[BEGIN]

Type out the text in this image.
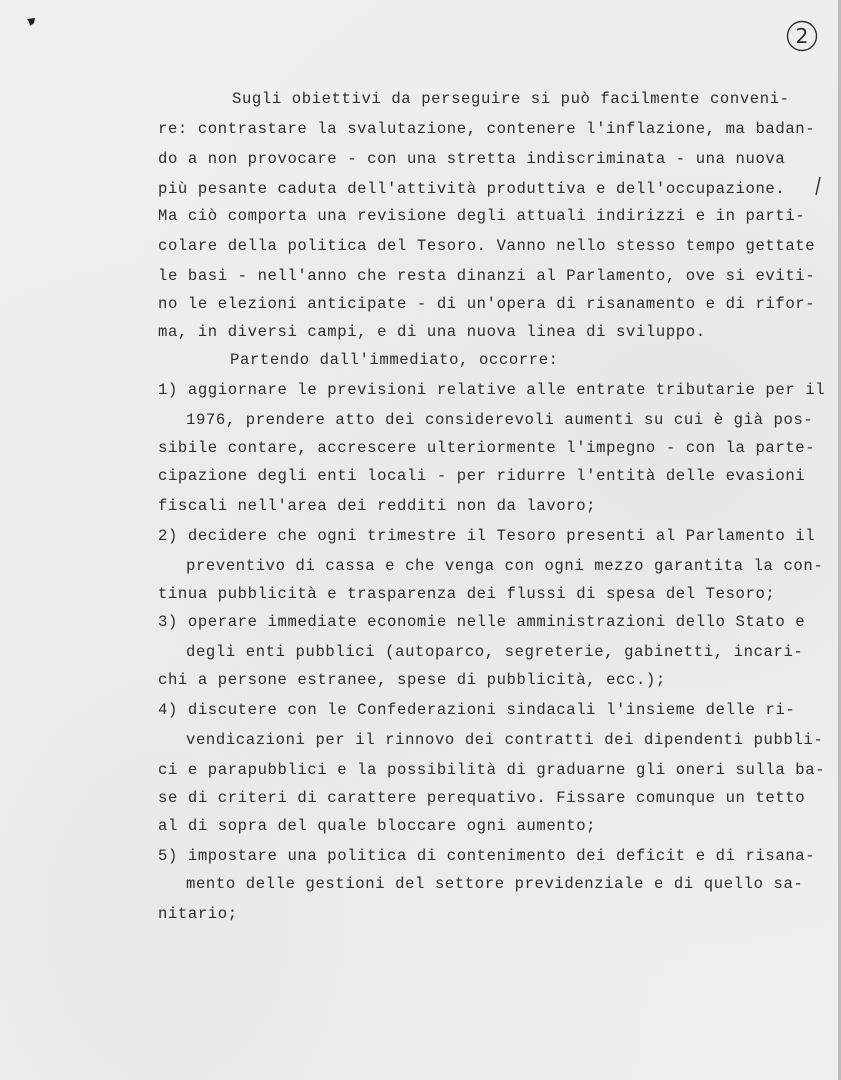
2
Sugli obiettivi da perseguire si può facilmente conveni-
re: contrastare la svalutazione, contenere l'inflazione, ma badan-
do a non provocare - con una stretta indiscriminata - una nuova
più pesante caduta dell'attività produttiva e dell'occupazione.
Ma ciò comporta una revisione degli attuali indirizzi e in parti-
colare della politica del Tesoro. Vanno nello stesso tempo gettate
le basi - nell'anno che resta dinanzi al Parlamento, ove si eviti-
no le elezioni anticipate - di un'opera di risanamento e di rifor-
ma, in diversi campi, e di una nuova linea di sviluppo.
Partendo dall'immediato, occorre:
1) aggiornare le previsioni relative alle entrate tributarie per il
1976, prendere atto dei considerevoli aumenti su cui è già pos-
sibile contare, accrescere ulteriormente l'impegno - con la parte-
cipazione degli enti locali - per ridurre l'entità delle evasioni
fiscali nell'area dei redditi non da lavoro;
2) decidere che ogni trimestre il Tesoro presenti al Parlamento il
preventivo di cassa e che venga con ogni mezzo garantita la con-
tinua pubblicità e trasparenza dei flussi di spesa del Tesoro;
3) operare immediate economie nelle amministrazioni dello Stato e
degli enti pubblici (autoparco, segreterie, gabinetti, incari-
chi a persone estranee, spese di pubblicità, ecc.);
4) discutere con le Confederazioni sindacali l'insieme delle ri-
vendicazioni per il rinnovo dei contratti dei dipendenti pubbli-
ci e parapubblici e la possibilità di graduarne gli oneri sulla ba-
se di criteri di carattere perequativo. Fissare comunque un tetto
al di sopra del quale bloccare ogni aumento;
5) impostare una politica di contenimento dei deficit e di risana-
mento delle gestioni del settore previdenziale e di quello sa-
nitario;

[END]

▶ _STATED TASK_
In your copy of the listing above, reproduce each line exactly and omit all pictures.

▶ _TASK RESPONSE_
Type out the text in this image.
2
Sugli obiettivi da perseguire si può facilmente conveni-
re: contrastare la svalutazione, contenere l'inflazione, ma badan-
do a non provocare - con una stretta indiscriminata - una nuova
più pesante caduta dell'attività produttiva e dell'occupazione.
Ma ciò comporta una revisione degli attuali indirizzi e in parti-
colare della politica del Tesoro. Vanno nello stesso tempo gettate
le basi - nell'anno che resta dinanzi al Parlamento, ove si eviti-
no le elezioni anticipate - di un'opera di risanamento e di rifor-
ma, in diversi campi, e di una nuova linea di sviluppo.
Partendo dall'immediato, occorre:
1) aggiornare le previsioni relative alle entrate tributarie per il
1976, prendere atto dei considerevoli aumenti su cui è già pos-
sibile contare, accrescere ulteriormente l'impegno - con la parte-
cipazione degli enti locali - per ridurre l'entità delle evasioni
fiscali nell'area dei redditi non da lavoro;
2) decidere che ogni trimestre il Tesoro presenti al Parlamento il
preventivo di cassa e che venga con ogni mezzo garantita la con-
tinua pubblicità e trasparenza dei flussi di spesa del Tesoro;
3) operare immediate economie nelle amministrazioni dello Stato e
degli enti pubblici (autoparco, segreterie, gabinetti, incari-
chi a persone estranee, spese di pubblicità, ecc.);
4) discutere con le Confederazioni sindacali l'insieme delle ri-
vendicazioni per il rinnovo dei contratti dei dipendenti pubbli-
ci e parapubblici e la possibilità di graduarne gli oneri sulla ba-
se di criteri di carattere perequativo. Fissare comunque un tetto
al di sopra del quale bloccare ogni aumento;
5) impostare una politica di contenimento dei deficit e di risana-
mento delle gestioni del settore previdenziale e di quello sa-
nitario;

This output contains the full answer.